> _Challenge_
Can you print the data exactly and leave out each image?

> _Excerpts from a figure dataset_
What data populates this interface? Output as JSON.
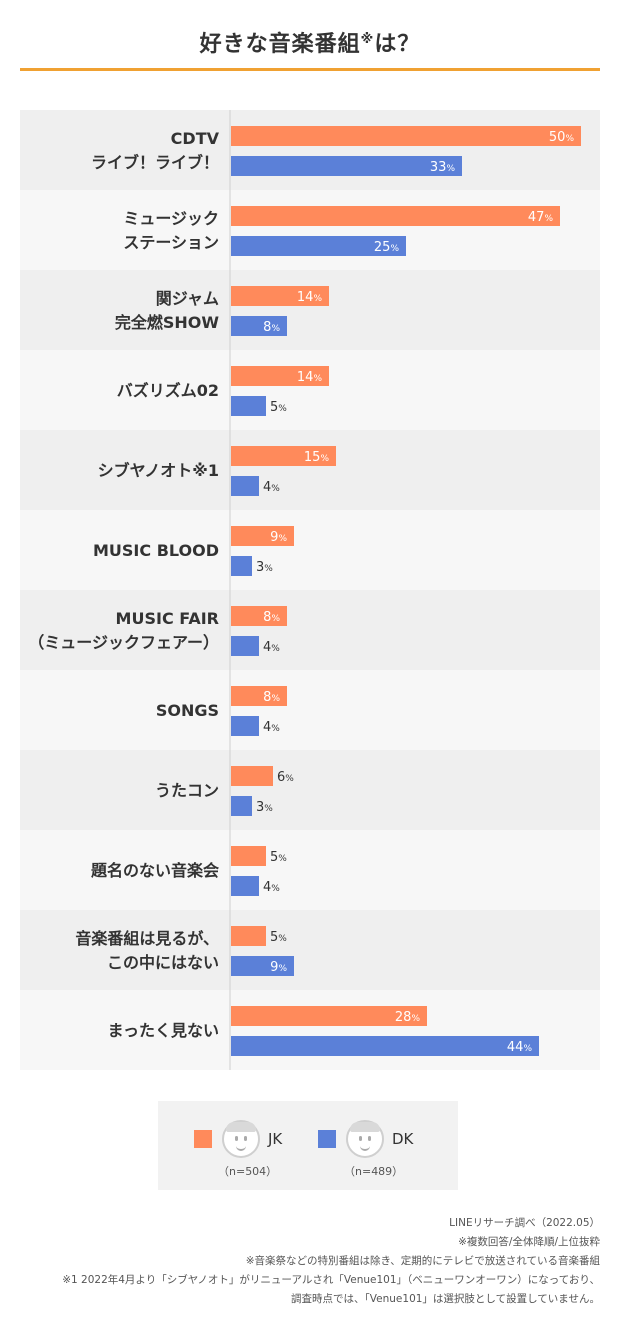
{
  "title": "好きな音楽番組",
  "title_mark": "※",
  "title_suffix": "は？",
  "chart_data": {
    "type": "bar",
    "orientation": "horizontal",
    "title": "好きな音楽番組※は？",
    "unit": "%",
    "xlim": [
      0,
      100
    ],
    "categories": [
      [
        "CDTV",
        "ライブ！ライブ！"
      ],
      [
        "ミュージック",
        "ステーション"
      ],
      [
        "関ジャム",
        "完全燃SHOW"
      ],
      [
        "バズリズム02"
      ],
      [
        "シブヤノオト※1"
      ],
      [
        "MUSIC BLOOD"
      ],
      [
        "MUSIC FAIR",
        "（ミュージックフェアー）"
      ],
      [
        "SONGS"
      ],
      [
        "うたコン"
      ],
      [
        "題名のない音楽会"
      ],
      [
        "音楽番組は見るが、",
        "この中にはない"
      ],
      [
        "まったく見ない"
      ]
    ],
    "series": [
      {
        "name": "JK",
        "color": "#FF8A5B",
        "values": [
          50,
          47,
          14,
          14,
          15,
          9,
          8,
          8,
          6,
          5,
          5,
          28
        ]
      },
      {
        "name": "DK",
        "color": "#5B80D8",
        "values": [
          33,
          25,
          8,
          5,
          4,
          3,
          4,
          4,
          3,
          4,
          9,
          44
        ]
      }
    ]
  },
  "legend": {
    "jk": {
      "label": "JK",
      "n": "（n=504）"
    },
    "dk": {
      "label": "DK",
      "n": "（n=489）"
    }
  },
  "notes": [
    "LINEリサーチ調べ（2022.05）",
    "※複数回答/全体降順/上位抜粋",
    "※音楽祭などの特別番組は除き、定期的にテレビで放送されている音楽番組",
    "※1 2022年4月より「シブヤノオト」がリニューアルされ「Venue101」（ベニューワンオーワン）になっており、",
    "調査時点では、「Venue101」は選択肢として設置していません。"
  ]
}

> _Result of the exercise_
What data populates this interface? Output as JSON.
{
  "title": "好きな音楽番組",
  "title_mark": "※",
  "title_suffix": "は？",
  "chart_data": {
    "type": "bar",
    "orientation": "horizontal",
    "title": "好きな音楽番組※は？",
    "unit": "%",
    "xlim": [
      0,
      100
    ],
    "categories": [
      [
        "CDTV",
        "ライブ！ライブ！"
      ],
      [
        "ミュージック",
        "ステーション"
      ],
      [
        "関ジャム",
        "完全燃SHOW"
      ],
      [
        "バズリズム02"
      ],
      [
        "シブヤノオト※1"
      ],
      [
        "MUSIC BLOOD"
      ],
      [
        "MUSIC FAIR",
        "（ミュージックフェアー）"
      ],
      [
        "SONGS"
      ],
      [
        "うたコン"
      ],
      [
        "題名のない音楽会"
      ],
      [
        "音楽番組は見るが、",
        "この中にはない"
      ],
      [
        "まったく見ない"
      ]
    ],
    "series": [
      {
        "name": "JK",
        "color": "#FF8A5B",
        "values": [
          50,
          47,
          14,
          14,
          15,
          9,
          8,
          8,
          6,
          5,
          5,
          28
        ]
      },
      {
        "name": "DK",
        "color": "#5B80D8",
        "values": [
          33,
          25,
          8,
          5,
          4,
          3,
          4,
          4,
          3,
          4,
          9,
          44
        ]
      }
    ]
  },
  "legend": {
    "jk": {
      "label": "JK",
      "n": "（n=504）"
    },
    "dk": {
      "label": "DK",
      "n": "（n=489）"
    }
  },
  "notes": [
    "LINEリサーチ調べ（2022.05）",
    "※複数回答/全体降順/上位抜粋",
    "※音楽祭などの特別番組は除き、定期的にテレビで放送されている音楽番組",
    "※1 2022年4月より「シブヤノオト」がリニューアルされ「Venue101」（ベニューワンオーワン）になっており、",
    "調査時点では、「Venue101」は選択肢として設置していません。"
  ]
}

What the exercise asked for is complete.